YOUR GOAL — Repeat, without any change, the entries presented below.

Stored data —
═══

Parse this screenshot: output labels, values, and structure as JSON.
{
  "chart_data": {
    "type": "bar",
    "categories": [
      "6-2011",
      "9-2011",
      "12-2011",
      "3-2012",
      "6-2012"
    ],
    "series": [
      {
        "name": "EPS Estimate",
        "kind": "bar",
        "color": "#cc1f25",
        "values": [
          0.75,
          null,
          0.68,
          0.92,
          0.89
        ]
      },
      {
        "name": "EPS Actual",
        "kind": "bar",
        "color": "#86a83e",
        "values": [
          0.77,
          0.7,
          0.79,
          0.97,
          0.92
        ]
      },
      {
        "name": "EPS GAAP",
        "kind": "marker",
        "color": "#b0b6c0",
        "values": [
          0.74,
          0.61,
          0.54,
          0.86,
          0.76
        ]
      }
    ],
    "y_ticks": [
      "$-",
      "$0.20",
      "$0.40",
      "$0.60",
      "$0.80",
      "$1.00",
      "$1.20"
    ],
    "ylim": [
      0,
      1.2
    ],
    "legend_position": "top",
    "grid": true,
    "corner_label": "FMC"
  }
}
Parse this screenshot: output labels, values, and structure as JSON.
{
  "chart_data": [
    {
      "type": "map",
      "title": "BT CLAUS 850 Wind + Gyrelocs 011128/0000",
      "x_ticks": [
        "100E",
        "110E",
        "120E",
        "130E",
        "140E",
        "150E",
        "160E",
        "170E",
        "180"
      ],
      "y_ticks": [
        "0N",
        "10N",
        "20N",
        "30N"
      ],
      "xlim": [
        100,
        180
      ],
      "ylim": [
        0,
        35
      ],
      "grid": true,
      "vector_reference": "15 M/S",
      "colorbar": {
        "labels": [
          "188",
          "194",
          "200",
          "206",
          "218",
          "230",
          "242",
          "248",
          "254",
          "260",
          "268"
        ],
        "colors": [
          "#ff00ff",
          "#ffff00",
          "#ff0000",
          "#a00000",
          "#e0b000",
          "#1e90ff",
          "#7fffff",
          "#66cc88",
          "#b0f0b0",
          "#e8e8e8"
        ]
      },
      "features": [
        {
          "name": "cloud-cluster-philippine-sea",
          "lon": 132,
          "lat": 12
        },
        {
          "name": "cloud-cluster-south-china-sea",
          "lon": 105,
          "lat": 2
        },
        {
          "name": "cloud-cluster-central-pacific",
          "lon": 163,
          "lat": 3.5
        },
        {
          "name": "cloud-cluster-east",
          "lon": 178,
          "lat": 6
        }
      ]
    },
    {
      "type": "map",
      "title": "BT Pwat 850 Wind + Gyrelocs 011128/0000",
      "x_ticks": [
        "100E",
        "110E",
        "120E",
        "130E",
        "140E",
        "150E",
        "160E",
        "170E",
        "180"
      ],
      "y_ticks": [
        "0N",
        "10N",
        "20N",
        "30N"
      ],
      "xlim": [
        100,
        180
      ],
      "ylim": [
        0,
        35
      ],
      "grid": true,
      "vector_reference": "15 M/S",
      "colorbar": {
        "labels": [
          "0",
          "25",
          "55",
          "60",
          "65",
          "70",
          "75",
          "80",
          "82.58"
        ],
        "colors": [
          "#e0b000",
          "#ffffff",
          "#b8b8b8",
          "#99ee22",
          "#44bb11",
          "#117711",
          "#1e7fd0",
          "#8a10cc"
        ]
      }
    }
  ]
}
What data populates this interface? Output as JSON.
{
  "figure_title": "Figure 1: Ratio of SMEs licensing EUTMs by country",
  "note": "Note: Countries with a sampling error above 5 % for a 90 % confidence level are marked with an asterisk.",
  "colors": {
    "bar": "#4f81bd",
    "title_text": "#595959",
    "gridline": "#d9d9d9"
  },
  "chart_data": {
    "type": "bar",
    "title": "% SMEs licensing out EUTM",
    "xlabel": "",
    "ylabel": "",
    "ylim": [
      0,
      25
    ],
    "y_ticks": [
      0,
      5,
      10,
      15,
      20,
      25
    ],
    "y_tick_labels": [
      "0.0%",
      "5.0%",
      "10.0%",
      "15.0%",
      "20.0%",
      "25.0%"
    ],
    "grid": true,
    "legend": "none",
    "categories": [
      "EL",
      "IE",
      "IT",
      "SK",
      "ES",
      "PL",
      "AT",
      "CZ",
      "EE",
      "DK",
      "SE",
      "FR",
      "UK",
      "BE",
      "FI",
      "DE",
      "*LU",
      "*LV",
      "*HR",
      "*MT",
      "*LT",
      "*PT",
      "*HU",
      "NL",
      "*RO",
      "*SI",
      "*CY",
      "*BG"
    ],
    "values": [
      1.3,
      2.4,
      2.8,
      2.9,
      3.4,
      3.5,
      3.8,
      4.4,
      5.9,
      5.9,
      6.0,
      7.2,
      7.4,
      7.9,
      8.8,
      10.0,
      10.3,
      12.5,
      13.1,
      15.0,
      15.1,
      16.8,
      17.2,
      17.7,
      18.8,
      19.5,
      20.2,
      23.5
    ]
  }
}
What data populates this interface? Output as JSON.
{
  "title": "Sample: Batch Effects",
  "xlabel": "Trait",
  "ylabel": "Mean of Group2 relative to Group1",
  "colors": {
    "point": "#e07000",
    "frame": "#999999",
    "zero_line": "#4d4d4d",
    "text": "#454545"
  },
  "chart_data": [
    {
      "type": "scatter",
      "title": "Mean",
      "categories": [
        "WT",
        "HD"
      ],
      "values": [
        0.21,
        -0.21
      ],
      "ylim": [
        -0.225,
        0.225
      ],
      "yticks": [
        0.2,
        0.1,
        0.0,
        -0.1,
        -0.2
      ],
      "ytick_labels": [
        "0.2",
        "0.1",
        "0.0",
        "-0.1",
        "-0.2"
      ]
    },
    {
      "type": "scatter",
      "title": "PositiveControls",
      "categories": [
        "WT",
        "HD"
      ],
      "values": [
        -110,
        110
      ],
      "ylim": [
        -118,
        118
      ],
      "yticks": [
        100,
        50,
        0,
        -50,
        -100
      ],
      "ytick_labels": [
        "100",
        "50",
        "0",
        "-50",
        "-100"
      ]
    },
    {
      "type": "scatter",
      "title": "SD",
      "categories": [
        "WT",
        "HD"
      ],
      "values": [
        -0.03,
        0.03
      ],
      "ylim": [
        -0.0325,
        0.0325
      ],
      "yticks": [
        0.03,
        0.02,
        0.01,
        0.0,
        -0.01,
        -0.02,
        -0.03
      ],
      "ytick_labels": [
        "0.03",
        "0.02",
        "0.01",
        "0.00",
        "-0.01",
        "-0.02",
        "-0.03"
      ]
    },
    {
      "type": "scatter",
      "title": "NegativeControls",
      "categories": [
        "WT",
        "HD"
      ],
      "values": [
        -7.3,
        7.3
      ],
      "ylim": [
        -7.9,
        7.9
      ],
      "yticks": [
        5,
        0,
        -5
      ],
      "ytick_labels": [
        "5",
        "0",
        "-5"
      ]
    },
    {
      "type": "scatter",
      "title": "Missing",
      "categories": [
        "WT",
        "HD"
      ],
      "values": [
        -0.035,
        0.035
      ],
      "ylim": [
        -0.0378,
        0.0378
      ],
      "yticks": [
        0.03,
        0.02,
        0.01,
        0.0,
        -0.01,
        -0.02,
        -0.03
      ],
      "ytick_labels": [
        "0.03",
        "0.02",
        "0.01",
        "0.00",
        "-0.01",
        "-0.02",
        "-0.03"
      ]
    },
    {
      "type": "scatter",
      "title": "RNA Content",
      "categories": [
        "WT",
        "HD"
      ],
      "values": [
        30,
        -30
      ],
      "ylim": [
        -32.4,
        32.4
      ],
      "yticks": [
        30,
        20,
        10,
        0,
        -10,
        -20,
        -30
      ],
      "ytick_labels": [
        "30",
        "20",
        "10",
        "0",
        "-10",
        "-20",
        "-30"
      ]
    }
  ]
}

═══

EXERCISE RESULT —
Parse this screenshot: output labels, values, and structure as JSON.
{
  "chart_data": {
    "type": "bar",
    "categories": [
      "6-2011",
      "9-2011",
      "12-2011",
      "3-2012",
      "6-2012"
    ],
    "series": [
      {
        "name": "EPS Estimate",
        "kind": "bar",
        "color": "#cc1f25",
        "values": [
          0.75,
          null,
          0.68,
          0.92,
          0.89
        ]
      },
      {
        "name": "EPS Actual",
        "kind": "bar",
        "color": "#86a83e",
        "values": [
          0.77,
          0.7,
          0.79,
          0.97,
          0.92
        ]
      },
      {
        "name": "EPS GAAP",
        "kind": "marker",
        "color": "#b0b6c0",
        "values": [
          0.74,
          0.61,
          0.54,
          0.86,
          0.76
        ]
      }
    ],
    "y_ticks": [
      "$-",
      "$0.20",
      "$0.40",
      "$0.60",
      "$0.80",
      "$1.00",
      "$1.20"
    ],
    "ylim": [
      0,
      1.2
    ],
    "legend_position": "top",
    "grid": true,
    "corner_label": "FMC"
  }
}
Parse this screenshot: output labels, values, and structure as JSON.
{
  "chart_data": [
    {
      "type": "map",
      "title": "BT CLAUS 850 Wind + Gyrelocs 011128/0000",
      "x_ticks": [
        "100E",
        "110E",
        "120E",
        "130E",
        "140E",
        "150E",
        "160E",
        "170E",
        "180"
      ],
      "y_ticks": [
        "0N",
        "10N",
        "20N",
        "30N"
      ],
      "xlim": [
        100,
        180
      ],
      "ylim": [
        0,
        35
      ],
      "grid": true,
      "vector_reference": "15 M/S",
      "colorbar": {
        "labels": [
          "188",
          "194",
          "200",
          "206",
          "218",
          "230",
          "242",
          "248",
          "254",
          "260",
          "268"
        ],
        "colors": [
          "#ff00ff",
          "#ffff00",
          "#ff0000",
          "#a00000",
          "#e0b000",
          "#1e90ff",
          "#7fffff",
          "#66cc88",
          "#b0f0b0",
          "#e8e8e8"
        ]
      },
      "features": [
        {
          "name": "cloud-cluster-philippine-sea",
          "lon": 132,
          "lat": 12
        },
        {
          "name": "cloud-cluster-south-china-sea",
          "lon": 105,
          "lat": 2
        },
        {
          "name": "cloud-cluster-central-pacific",
          "lon": 163,
          "lat": 3.5
        },
        {
          "name": "cloud-cluster-east",
          "lon": 178,
          "lat": 6
        }
      ]
    },
    {
      "type": "map",
      "title": "BT Pwat 850 Wind + Gyrelocs 011128/0000",
      "x_ticks": [
        "100E",
        "110E",
        "120E",
        "130E",
        "140E",
        "150E",
        "160E",
        "170E",
        "180"
      ],
      "y_ticks": [
        "0N",
        "10N",
        "20N",
        "30N"
      ],
      "xlim": [
        100,
        180
      ],
      "ylim": [
        0,
        35
      ],
      "grid": true,
      "vector_reference": "15 M/S",
      "colorbar": {
        "labels": [
          "0",
          "25",
          "55",
          "60",
          "65",
          "70",
          "75",
          "80",
          "82.58"
        ],
        "colors": [
          "#e0b000",
          "#ffffff",
          "#b8b8b8",
          "#99ee22",
          "#44bb11",
          "#117711",
          "#1e7fd0",
          "#8a10cc"
        ]
      }
    }
  ]
}
What data populates this interface? Output as JSON.
{
  "figure_title": "Figure 1: Ratio of SMEs licensing EUTMs by country",
  "note": "Note: Countries with a sampling error above 5 % for a 90 % confidence level are marked with an asterisk.",
  "colors": {
    "bar": "#4f81bd",
    "title_text": "#595959",
    "gridline": "#d9d9d9"
  },
  "chart_data": {
    "type": "bar",
    "title": "% SMEs licensing out EUTM",
    "xlabel": "",
    "ylabel": "",
    "ylim": [
      0,
      25
    ],
    "y_ticks": [
      0,
      5,
      10,
      15,
      20,
      25
    ],
    "y_tick_labels": [
      "0.0%",
      "5.0%",
      "10.0%",
      "15.0%",
      "20.0%",
      "25.0%"
    ],
    "grid": true,
    "legend": "none",
    "categories": [
      "EL",
      "IE",
      "IT",
      "SK",
      "ES",
      "PL",
      "AT",
      "CZ",
      "EE",
      "DK",
      "SE",
      "FR",
      "UK",
      "BE",
      "FI",
      "DE",
      "*LU",
      "*LV",
      "*HR",
      "*MT",
      "*LT",
      "*PT",
      "*HU",
      "NL",
      "*RO",
      "*SI",
      "*CY",
      "*BG"
    ],
    "values": [
      1.3,
      2.4,
      2.8,
      2.9,
      3.4,
      3.5,
      3.8,
      4.4,
      5.9,
      5.9,
      6.0,
      7.2,
      7.4,
      7.9,
      8.8,
      10.0,
      10.3,
      12.5,
      13.1,
      15.0,
      15.1,
      16.8,
      17.2,
      17.7,
      18.8,
      19.5,
      20.2,
      23.5
    ]
  }
}
What data populates this interface? Output as JSON.
{
  "title": "Sample: Batch Effects",
  "xlabel": "Trait",
  "ylabel": "Mean of Group2 relative to Group1",
  "colors": {
    "point": "#e07000",
    "frame": "#999999",
    "zero_line": "#4d4d4d",
    "text": "#454545"
  },
  "chart_data": [
    {
      "type": "scatter",
      "title": "Mean",
      "categories": [
        "WT",
        "HD"
      ],
      "values": [
        0.21,
        -0.21
      ],
      "ylim": [
        -0.225,
        0.225
      ],
      "yticks": [
        0.2,
        0.1,
        0.0,
        -0.1,
        -0.2
      ],
      "ytick_labels": [
        "0.2",
        "0.1",
        "0.0",
        "-0.1",
        "-0.2"
      ]
    },
    {
      "type": "scatter",
      "title": "PositiveControls",
      "categories": [
        "WT",
        "HD"
      ],
      "values": [
        -110,
        110
      ],
      "ylim": [
        -118,
        118
      ],
      "yticks": [
        100,
        50,
        0,
        -50,
        -100
      ],
      "ytick_labels": [
        "100",
        "50",
        "0",
        "-50",
        "-100"
      ]
    },
    {
      "type": "scatter",
      "title": "SD",
      "categories": [
        "WT",
        "HD"
      ],
      "values": [
        -0.03,
        0.03
      ],
      "ylim": [
        -0.0325,
        0.0325
      ],
      "yticks": [
        0.03,
        0.02,
        0.01,
        0.0,
        -0.01,
        -0.02,
        -0.03
      ],
      "ytick_labels": [
        "0.03",
        "0.02",
        "0.01",
        "0.00",
        "-0.01",
        "-0.02",
        "-0.03"
      ]
    },
    {
      "type": "scatter",
      "title": "NegativeControls",
      "categories": [
        "WT",
        "HD"
      ],
      "values": [
        -7.3,
        7.3
      ],
      "ylim": [
        -7.9,
        7.9
      ],
      "yticks": [
        5,
        0,
        -5
      ],
      "ytick_labels": [
        "5",
        "0",
        "-5"
      ]
    },
    {
      "type": "scatter",
      "title": "Missing",
      "categories": [
        "WT",
        "HD"
      ],
      "values": [
        -0.035,
        0.035
      ],
      "ylim": [
        -0.0378,
        0.0378
      ],
      "yticks": [
        0.03,
        0.02,
        0.01,
        0.0,
        -0.01,
        -0.02,
        -0.03
      ],
      "ytick_labels": [
        "0.03",
        "0.02",
        "0.01",
        "0.00",
        "-0.01",
        "-0.02",
        "-0.03"
      ]
    },
    {
      "type": "scatter",
      "title": "RNA Content",
      "categories": [
        "WT",
        "HD"
      ],
      "values": [
        30,
        -30
      ],
      "ylim": [
        -32.4,
        32.4
      ],
      "yticks": [
        30,
        20,
        10,
        0,
        -10,
        -20,
        -30
      ],
      "ytick_labels": [
        "30",
        "20",
        "10",
        "0",
        "-10",
        "-20",
        "-30"
      ]
    }
  ]
}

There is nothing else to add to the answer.